*** Data excerpts ***

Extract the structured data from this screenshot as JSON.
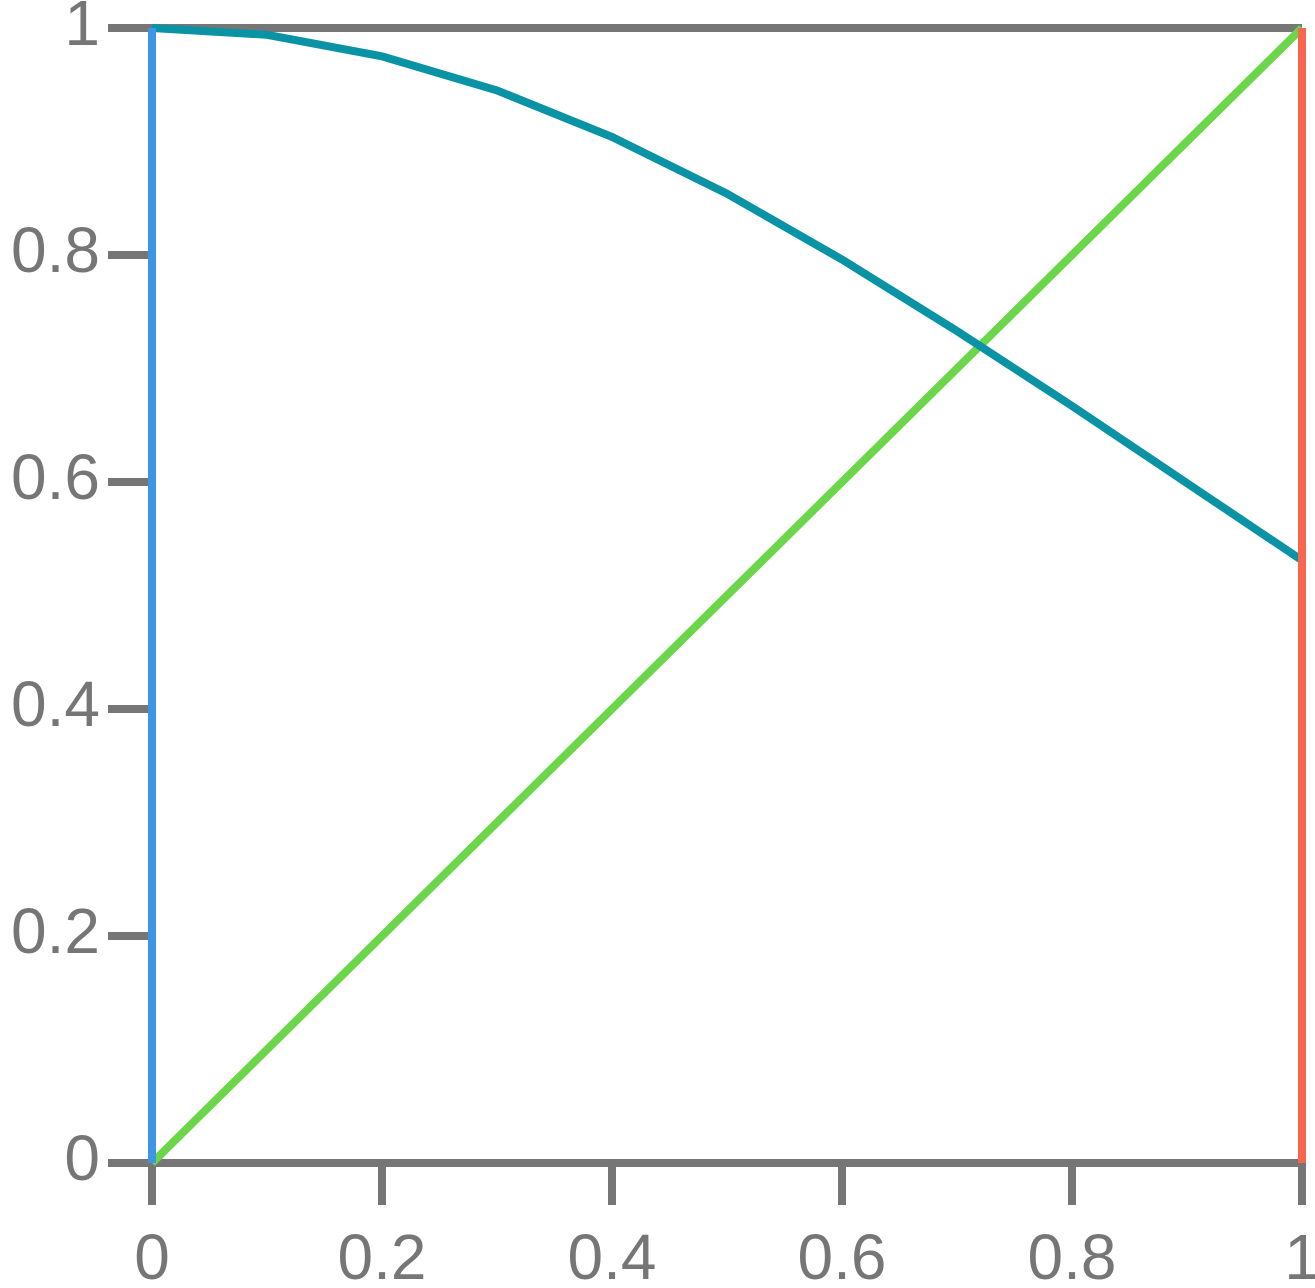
{
  "chart_data": {
    "type": "line",
    "xlim": [
      0,
      1
    ],
    "ylim": [
      0,
      1
    ],
    "xticks": [
      0,
      0.2,
      0.4,
      0.6,
      0.8,
      1
    ],
    "yticks": [
      0,
      0.2,
      0.4,
      0.6,
      0.8,
      1
    ],
    "series": [
      {
        "color": "#767676",
        "x": [
          0,
          1
        ],
        "values": [
          1,
          1
        ]
      },
      {
        "color": "#6bd64a",
        "x": [
          0,
          1
        ],
        "values": [
          0,
          1
        ]
      },
      {
        "color": "#0a93a4",
        "x": [
          0,
          0.1,
          0.2,
          0.3,
          0.4,
          0.5,
          0.6,
          0.7,
          0.8,
          0.9,
          1
        ],
        "values": [
          1,
          0.994,
          0.975,
          0.945,
          0.904,
          0.854,
          0.796,
          0.733,
          0.667,
          0.599,
          0.531
        ]
      },
      {
        "color": "#3d95e8",
        "x": [
          0,
          0
        ],
        "values": [
          0,
          1
        ]
      },
      {
        "color": "#f96650",
        "x": [
          1,
          1
        ],
        "values": [
          0,
          1
        ]
      }
    ]
  }
}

***

▶ _Your instructions_
In the records above, find each line with the word "color" and copy it.

▶ _Exercise result_
        "color": "#767676",
        "color": "#6bd64a",
        "color": "#0a93a4",
        "color": "#3d95e8",
        "color": "#f96650",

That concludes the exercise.